[Items from a figure collection]

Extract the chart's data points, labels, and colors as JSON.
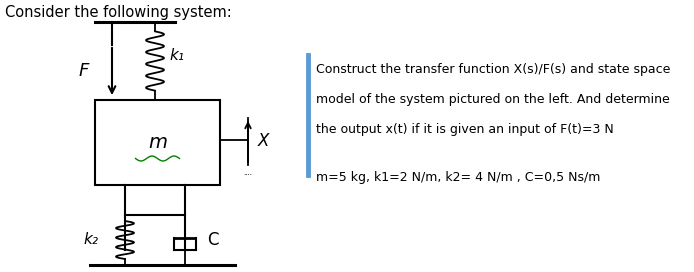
{
  "title": "Consider the following system:",
  "title_fontsize": 10.5,
  "text_color": "#000000",
  "background_color": "#ffffff",
  "label_F": "F",
  "label_k1": "k₁",
  "label_k2": "k₂",
  "label_m": "m",
  "label_C": "C",
  "label_X": "X",
  "right_text_line1": "Construct the transfer function X(s)/F(s) and state space",
  "right_text_line2": "model of the system pictured on the left. And determine",
  "right_text_line3": "the output x(t) if it is given an input of F(t)=3 N",
  "right_text_line4": "m=5 kg, k1=2 N/m, k2= 4 N/m , C=0,5 Ns/m",
  "bar_color": "#5b9bd5",
  "text_fontsize": 9.0,
  "param_fontsize": 9.0
}
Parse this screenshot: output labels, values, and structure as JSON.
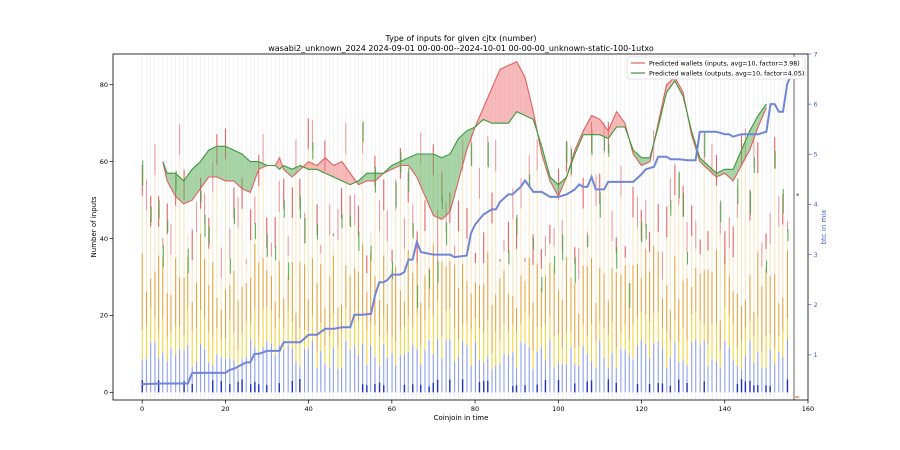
{
  "chart_data": {
    "type": "line",
    "title": "Type of inputs for given cjtx (number)",
    "subtitle": "wasabi2_unknown_2024 2024-09-01 00-00-00--2024-10-01 00-00-00_unknown-static-100-1utxo",
    "xlabel": "Coinjoin in time",
    "ylabel": "Number of inputs",
    "y2label": "btc in mix",
    "xlim": [
      -7,
      160
    ],
    "ylim": [
      -2,
      88
    ],
    "y2lim": [
      0.1,
      7
    ],
    "xticks": [
      0,
      20,
      40,
      60,
      80,
      100,
      120,
      140,
      160
    ],
    "yticks": [
      0,
      20,
      40,
      60,
      80
    ],
    "y2ticks": [
      1,
      2,
      3,
      4,
      5,
      6,
      7
    ],
    "grid": "vertical lines at every coinjoin",
    "legend_position": "top-right",
    "legend": [
      "Predicted wallets (inputs, avg=10, factor=3.98)",
      "Predicted wallets (outputs, avg=10, factor=4.05)"
    ],
    "colors": {
      "inputs_line": "#e06060",
      "inputs_fill": "#f08080",
      "outputs_line": "#3a9a3a",
      "outputs_fill": "#60b060",
      "btc_line": "#6f86d8",
      "btc_axis": "#4a5fd0",
      "stack_blue": "#8f9ff0",
      "stack_yellow": "#f2d53c",
      "stack_orange": "#e8a43a",
      "stack_pale": "#f7e7c5",
      "stack_pink": "#ee9a9a",
      "stack_red": "#e86060",
      "stack_green": "#4caf50",
      "marker_blue": "#2233bb",
      "marker_red": "#ff4400"
    },
    "series": [
      {
        "name": "Predicted wallets (inputs, avg=10, factor=3.98)",
        "x": [
          5,
          6,
          8,
          10,
          12,
          14,
          16,
          18,
          20,
          22,
          24,
          26,
          28,
          30,
          32,
          33,
          34,
          36,
          38,
          40,
          42,
          44,
          46,
          48,
          50,
          52,
          54,
          56,
          58,
          60,
          62,
          64,
          66,
          68,
          70,
          72,
          74,
          76,
          78,
          80,
          82,
          84,
          86,
          88,
          90,
          92,
          94,
          96,
          98,
          100,
          102,
          104,
          106,
          108,
          110,
          112,
          114,
          116,
          118,
          120,
          122,
          124,
          126,
          128,
          130,
          132,
          134,
          136,
          138,
          140,
          142,
          144,
          146,
          148,
          150
        ],
        "values": [
          60,
          55,
          51,
          49,
          50,
          53,
          56,
          56,
          55,
          55,
          53,
          52,
          58,
          59,
          59,
          61,
          58,
          56,
          58,
          60,
          59,
          61,
          59,
          60,
          57,
          54,
          55,
          55,
          57,
          58,
          59,
          59,
          56,
          51,
          46,
          45,
          47,
          55,
          63,
          69,
          74,
          79,
          84,
          85,
          86,
          82,
          73,
          62,
          55,
          51,
          56,
          63,
          68,
          72,
          71,
          68,
          73,
          70,
          62,
          59,
          60,
          70,
          80,
          82,
          78,
          67,
          60,
          58,
          56,
          57,
          55,
          59,
          63,
          69,
          74
        ]
      },
      {
        "name": "Predicted wallets (outputs, avg=10, factor=4.05)",
        "x": [
          5,
          6,
          8,
          10,
          12,
          14,
          16,
          18,
          20,
          22,
          24,
          26,
          28,
          30,
          32,
          33,
          34,
          36,
          38,
          40,
          42,
          44,
          46,
          48,
          50,
          52,
          54,
          56,
          58,
          60,
          62,
          64,
          66,
          68,
          70,
          72,
          74,
          76,
          78,
          80,
          82,
          84,
          86,
          88,
          90,
          92,
          94,
          96,
          98,
          100,
          102,
          104,
          106,
          108,
          110,
          112,
          114,
          116,
          118,
          120,
          122,
          124,
          126,
          128,
          130,
          132,
          134,
          136,
          138,
          140,
          142,
          144,
          146,
          148,
          150
        ],
        "values": [
          60,
          57,
          57,
          55,
          58,
          60,
          63,
          64,
          64,
          63,
          62,
          60,
          60,
          59,
          59,
          58,
          59,
          58,
          59,
          58,
          58,
          57,
          56,
          55,
          54,
          55,
          57,
          57,
          57,
          59,
          60,
          61,
          62,
          62,
          62,
          61,
          62,
          66,
          68,
          69,
          71,
          70,
          70,
          70,
          73,
          72,
          71,
          64,
          56,
          54,
          56,
          62,
          67,
          67,
          67,
          66,
          69,
          69,
          63,
          61,
          61,
          69,
          78,
          81,
          77,
          68,
          61,
          59,
          57,
          58,
          58,
          63,
          68,
          72,
          75
        ]
      },
      {
        "name": "btc in mix",
        "x": [
          0,
          1,
          5,
          11,
          12,
          18,
          20,
          21,
          22,
          25,
          26,
          27,
          28,
          30,
          33,
          34,
          36,
          38,
          40,
          42,
          44,
          46,
          48,
          50,
          51,
          53,
          55,
          56,
          57,
          58,
          59,
          60,
          62,
          63,
          64,
          65,
          66,
          67,
          70,
          72,
          74,
          75,
          78,
          79,
          80,
          82,
          84,
          85,
          86,
          88,
          89,
          91,
          92,
          94,
          96,
          98,
          100,
          102,
          103,
          104,
          105,
          106,
          107,
          108,
          109,
          111,
          112,
          113,
          114,
          116,
          118,
          120,
          121,
          123,
          124,
          125,
          126,
          127,
          129,
          131,
          133,
          134,
          136,
          138,
          140,
          141,
          142,
          144,
          146,
          148,
          150,
          151,
          152,
          153,
          154,
          155,
          156
        ],
        "values": [
          0.42,
          0.42,
          0.43,
          0.43,
          0.64,
          0.64,
          0.64,
          0.7,
          0.72,
          0.85,
          0.85,
          1.02,
          1.02,
          1.08,
          1.08,
          1.25,
          1.25,
          1.25,
          1.4,
          1.4,
          1.52,
          1.52,
          1.55,
          1.55,
          1.8,
          1.8,
          1.82,
          2.2,
          2.45,
          2.45,
          2.5,
          2.6,
          2.6,
          2.65,
          2.9,
          2.9,
          3.25,
          3.05,
          3.0,
          3.0,
          3.0,
          2.95,
          2.98,
          3.42,
          3.6,
          3.8,
          3.9,
          3.9,
          4.05,
          4.2,
          4.2,
          4.35,
          4.48,
          4.25,
          4.25,
          4.15,
          4.15,
          4.2,
          4.25,
          4.3,
          4.4,
          4.35,
          4.35,
          4.55,
          4.3,
          4.3,
          4.45,
          4.45,
          4.45,
          4.45,
          4.45,
          4.6,
          4.7,
          4.75,
          4.95,
          4.95,
          4.95,
          4.9,
          4.9,
          4.88,
          4.88,
          5.45,
          5.45,
          5.45,
          5.4,
          5.4,
          5.35,
          5.4,
          5.4,
          5.4,
          5.45,
          6.0,
          6.0,
          5.85,
          5.85,
          6.4,
          6.6
        ]
      }
    ],
    "stacks": {
      "description": "per-coinjoin stacked vertical bars of input types (blue, yellow, orange, pale, pink/red, green)",
      "x_range": [
        0,
        155
      ],
      "typical_total": 55
    }
  }
}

The problem:
Do not copy the pictures, but repeat every line exactly.

In response:
Extract the chart's data points, labels, and colors as JSON.
{
  "title": "Consider the following system:",
  "title_fontsize": 10.5,
  "text_color": "#000000",
  "background_color": "#ffffff",
  "label_F": "F",
  "label_k1": "k₁",
  "label_k2": "k₂",
  "label_m": "m",
  "label_C": "C",
  "label_X": "X",
  "right_text_line1": "Construct the transfer function X(s)/F(s) and state space",
  "right_text_line2": "model of the system pictured on the left. And determine",
  "right_text_line3": "the output x(t) if it is given an input of F(t)=3 N",
  "right_text_line4": "m=5 kg, k1=2 N/m, k2= 4 N/m , C=0,5 Ns/m",
  "bar_color": "#5b9bd5",
  "text_fontsize": 9.0,
  "param_fontsize": 9.0
}
Parse this screenshot: output labels, values, and structure as JSON.
{
  "chart_data": {
    "type": "line",
    "title": "Type of inputs for given cjtx (number)",
    "subtitle": "wasabi2_unknown_2024 2024-09-01 00-00-00--2024-10-01 00-00-00_unknown-static-100-1utxo",
    "xlabel": "Coinjoin in time",
    "ylabel": "Number of inputs",
    "y2label": "btc in mix",
    "xlim": [
      -7,
      160
    ],
    "ylim": [
      -2,
      88
    ],
    "y2lim": [
      0.1,
      7
    ],
    "xticks": [
      0,
      20,
      40,
      60,
      80,
      100,
      120,
      140,
      160
    ],
    "yticks": [
      0,
      20,
      40,
      60,
      80
    ],
    "y2ticks": [
      1,
      2,
      3,
      4,
      5,
      6,
      7
    ],
    "grid": "vertical lines at every coinjoin",
    "legend_position": "top-right",
    "legend": [
      "Predicted wallets (inputs, avg=10, factor=3.98)",
      "Predicted wallets (outputs, avg=10, factor=4.05)"
    ],
    "colors": {
      "inputs_line": "#e06060",
      "inputs_fill": "#f08080",
      "outputs_line": "#3a9a3a",
      "outputs_fill": "#60b060",
      "btc_line": "#6f86d8",
      "btc_axis": "#4a5fd0",
      "stack_blue": "#8f9ff0",
      "stack_yellow": "#f2d53c",
      "stack_orange": "#e8a43a",
      "stack_pale": "#f7e7c5",
      "stack_pink": "#ee9a9a",
      "stack_red": "#e86060",
      "stack_green": "#4caf50",
      "marker_blue": "#2233bb",
      "marker_red": "#ff4400"
    },
    "series": [
      {
        "name": "Predicted wallets (inputs, avg=10, factor=3.98)",
        "x": [
          5,
          6,
          8,
          10,
          12,
          14,
          16,
          18,
          20,
          22,
          24,
          26,
          28,
          30,
          32,
          33,
          34,
          36,
          38,
          40,
          42,
          44,
          46,
          48,
          50,
          52,
          54,
          56,
          58,
          60,
          62,
          64,
          66,
          68,
          70,
          72,
          74,
          76,
          78,
          80,
          82,
          84,
          86,
          88,
          90,
          92,
          94,
          96,
          98,
          100,
          102,
          104,
          106,
          108,
          110,
          112,
          114,
          116,
          118,
          120,
          122,
          124,
          126,
          128,
          130,
          132,
          134,
          136,
          138,
          140,
          142,
          144,
          146,
          148,
          150
        ],
        "values": [
          60,
          55,
          51,
          49,
          50,
          53,
          56,
          56,
          55,
          55,
          53,
          52,
          58,
          59,
          59,
          61,
          58,
          56,
          58,
          60,
          59,
          61,
          59,
          60,
          57,
          54,
          55,
          55,
          57,
          58,
          59,
          59,
          56,
          51,
          46,
          45,
          47,
          55,
          63,
          69,
          74,
          79,
          84,
          85,
          86,
          82,
          73,
          62,
          55,
          51,
          56,
          63,
          68,
          72,
          71,
          68,
          73,
          70,
          62,
          59,
          60,
          70,
          80,
          82,
          78,
          67,
          60,
          58,
          56,
          57,
          55,
          59,
          63,
          69,
          74
        ]
      },
      {
        "name": "Predicted wallets (outputs, avg=10, factor=4.05)",
        "x": [
          5,
          6,
          8,
          10,
          12,
          14,
          16,
          18,
          20,
          22,
          24,
          26,
          28,
          30,
          32,
          33,
          34,
          36,
          38,
          40,
          42,
          44,
          46,
          48,
          50,
          52,
          54,
          56,
          58,
          60,
          62,
          64,
          66,
          68,
          70,
          72,
          74,
          76,
          78,
          80,
          82,
          84,
          86,
          88,
          90,
          92,
          94,
          96,
          98,
          100,
          102,
          104,
          106,
          108,
          110,
          112,
          114,
          116,
          118,
          120,
          122,
          124,
          126,
          128,
          130,
          132,
          134,
          136,
          138,
          140,
          142,
          144,
          146,
          148,
          150
        ],
        "values": [
          60,
          57,
          57,
          55,
          58,
          60,
          63,
          64,
          64,
          63,
          62,
          60,
          60,
          59,
          59,
          58,
          59,
          58,
          59,
          58,
          58,
          57,
          56,
          55,
          54,
          55,
          57,
          57,
          57,
          59,
          60,
          61,
          62,
          62,
          62,
          61,
          62,
          66,
          68,
          69,
          71,
          70,
          70,
          70,
          73,
          72,
          71,
          64,
          56,
          54,
          56,
          62,
          67,
          67,
          67,
          66,
          69,
          69,
          63,
          61,
          61,
          69,
          78,
          81,
          77,
          68,
          61,
          59,
          57,
          58,
          58,
          63,
          68,
          72,
          75
        ]
      },
      {
        "name": "btc in mix",
        "x": [
          0,
          1,
          5,
          11,
          12,
          18,
          20,
          21,
          22,
          25,
          26,
          27,
          28,
          30,
          33,
          34,
          36,
          38,
          40,
          42,
          44,
          46,
          48,
          50,
          51,
          53,
          55,
          56,
          57,
          58,
          59,
          60,
          62,
          63,
          64,
          65,
          66,
          67,
          70,
          72,
          74,
          75,
          78,
          79,
          80,
          82,
          84,
          85,
          86,
          88,
          89,
          91,
          92,
          94,
          96,
          98,
          100,
          102,
          103,
          104,
          105,
          106,
          107,
          108,
          109,
          111,
          112,
          113,
          114,
          116,
          118,
          120,
          121,
          123,
          124,
          125,
          126,
          127,
          129,
          131,
          133,
          134,
          136,
          138,
          140,
          141,
          142,
          144,
          146,
          148,
          150,
          151,
          152,
          153,
          154,
          155,
          156
        ],
        "values": [
          0.42,
          0.42,
          0.43,
          0.43,
          0.64,
          0.64,
          0.64,
          0.7,
          0.72,
          0.85,
          0.85,
          1.02,
          1.02,
          1.08,
          1.08,
          1.25,
          1.25,
          1.25,
          1.4,
          1.4,
          1.52,
          1.52,
          1.55,
          1.55,
          1.8,
          1.8,
          1.82,
          2.2,
          2.45,
          2.45,
          2.5,
          2.6,
          2.6,
          2.65,
          2.9,
          2.9,
          3.25,
          3.05,
          3.0,
          3.0,
          3.0,
          2.95,
          2.98,
          3.42,
          3.6,
          3.8,
          3.9,
          3.9,
          4.05,
          4.2,
          4.2,
          4.35,
          4.48,
          4.25,
          4.25,
          4.15,
          4.15,
          4.2,
          4.25,
          4.3,
          4.4,
          4.35,
          4.35,
          4.55,
          4.3,
          4.3,
          4.45,
          4.45,
          4.45,
          4.45,
          4.45,
          4.6,
          4.7,
          4.75,
          4.95,
          4.95,
          4.95,
          4.9,
          4.9,
          4.88,
          4.88,
          5.45,
          5.45,
          5.45,
          5.4,
          5.4,
          5.35,
          5.4,
          5.4,
          5.4,
          5.45,
          6.0,
          6.0,
          5.85,
          5.85,
          6.4,
          6.6
        ]
      }
    ],
    "stacks": {
      "description": "per-coinjoin stacked vertical bars of input types (blue, yellow, orange, pale, pink/red, green)",
      "x_range": [
        0,
        155
      ],
      "typical_total": 55
    }
  }
}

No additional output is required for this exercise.